### Given request
Skip all pictures, then print the remaining material exactly.

### Dataset rows
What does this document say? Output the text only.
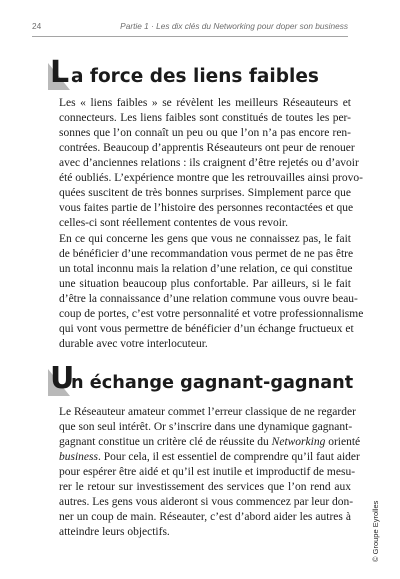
24	Partie 1 · Les dix clés du Networking pour doper son business
L a force des liens faibles
Les « liens faibles » se révèlent les meilleurs Réseauteurs et
connecteurs. Les liens faibles sont constitués de toutes les per-
sonnes que l’on connaît un peu ou que l’on n’a pas encore ren-
contrées. Beaucoup d’apprentis Réseauteurs ont peur de renouer
avec d’anciennes relations : ils craignent d’être rejetés ou d’avoir
été oubliés. L’expérience montre que les retrouvailles ainsi provo-
quées suscitent de très bonnes surprises. Simplement parce que
vous faites partie de l’histoire des personnes recontactées et que
celles-ci sont réellement contentes de vous revoir.
En ce qui concerne les gens que vous ne connaissez pas, le fait
de bénéficier d’une recommandation vous permet de ne pas être
un total inconnu mais la relation d’une relation, ce qui constitue
une situation beaucoup plus confortable. Par ailleurs, si le fait
d’être la connaissance d’une relation commune vous ouvre beau-
coup de portes, c’est votre personnalité et votre professionnalisme
qui vont vous permettre de bénéficier d’un échange fructueux et
durable avec votre interlocuteur.
U
n échange gagnant-gagnant
Le Réseauteur amateur commet l’erreur classique de ne regarder
que son seul intérêt. Or s’inscrire dans une dynamique gagnant-
gagnant constitue un critère clé de réussite du Networking orienté
business. Pour cela, il est essentiel de comprendre qu’il faut aider
pour espérer être aidé et qu’il est inutile et improductif de mesu-
rer le retour sur investissement des services que l’on rend aux
autres. Les gens vous aideront si vous commencez par leur don-
ner un coup de main. Réseauter, c’est d’abord aider les autres à
atteindre leurs objectifs.	© Groupe Eyrolles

### Solution to the problem
What does this document say? Output the text only.
24	Partie 1 · Les dix clés du Networking pour doper son business
L a force des liens faibles
Les « liens faibles » se révèlent les meilleurs Réseauteurs et
connecteurs. Les liens faibles sont constitués de toutes les per-
sonnes que l’on connaît un peu ou que l’on n’a pas encore ren-
contrées. Beaucoup d’apprentis Réseauteurs ont peur de renouer
avec d’anciennes relations : ils craignent d’être rejetés ou d’avoir
été oubliés. L’expérience montre que les retrouvailles ainsi provo-
quées suscitent de très bonnes surprises. Simplement parce que
vous faites partie de l’histoire des personnes recontactées et que
celles-ci sont réellement contentes de vous revoir.
En ce qui concerne les gens que vous ne connaissez pas, le fait
de bénéficier d’une recommandation vous permet de ne pas être
un total inconnu mais la relation d’une relation, ce qui constitue
une situation beaucoup plus confortable. Par ailleurs, si le fait
d’être la connaissance d’une relation commune vous ouvre beau-
coup de portes, c’est votre personnalité et votre professionnalisme
qui vont vous permettre de bénéficier d’un échange fructueux et
durable avec votre interlocuteur.
U
n échange gagnant-gagnant
Le Réseauteur amateur commet l’erreur classique de ne regarder
que son seul intérêt. Or s’inscrire dans une dynamique gagnant-
gagnant constitue un critère clé de réussite du Networking orienté
business. Pour cela, il est essentiel de comprendre qu’il faut aider
pour espérer être aidé et qu’il est inutile et improductif de mesu-
rer le retour sur investissement des services que l’on rend aux
autres. Les gens vous aideront si vous commencez par leur don-
ner un coup de main. Réseauter, c’est d’abord aider les autres à
atteindre leurs objectifs.	© Groupe Eyrolles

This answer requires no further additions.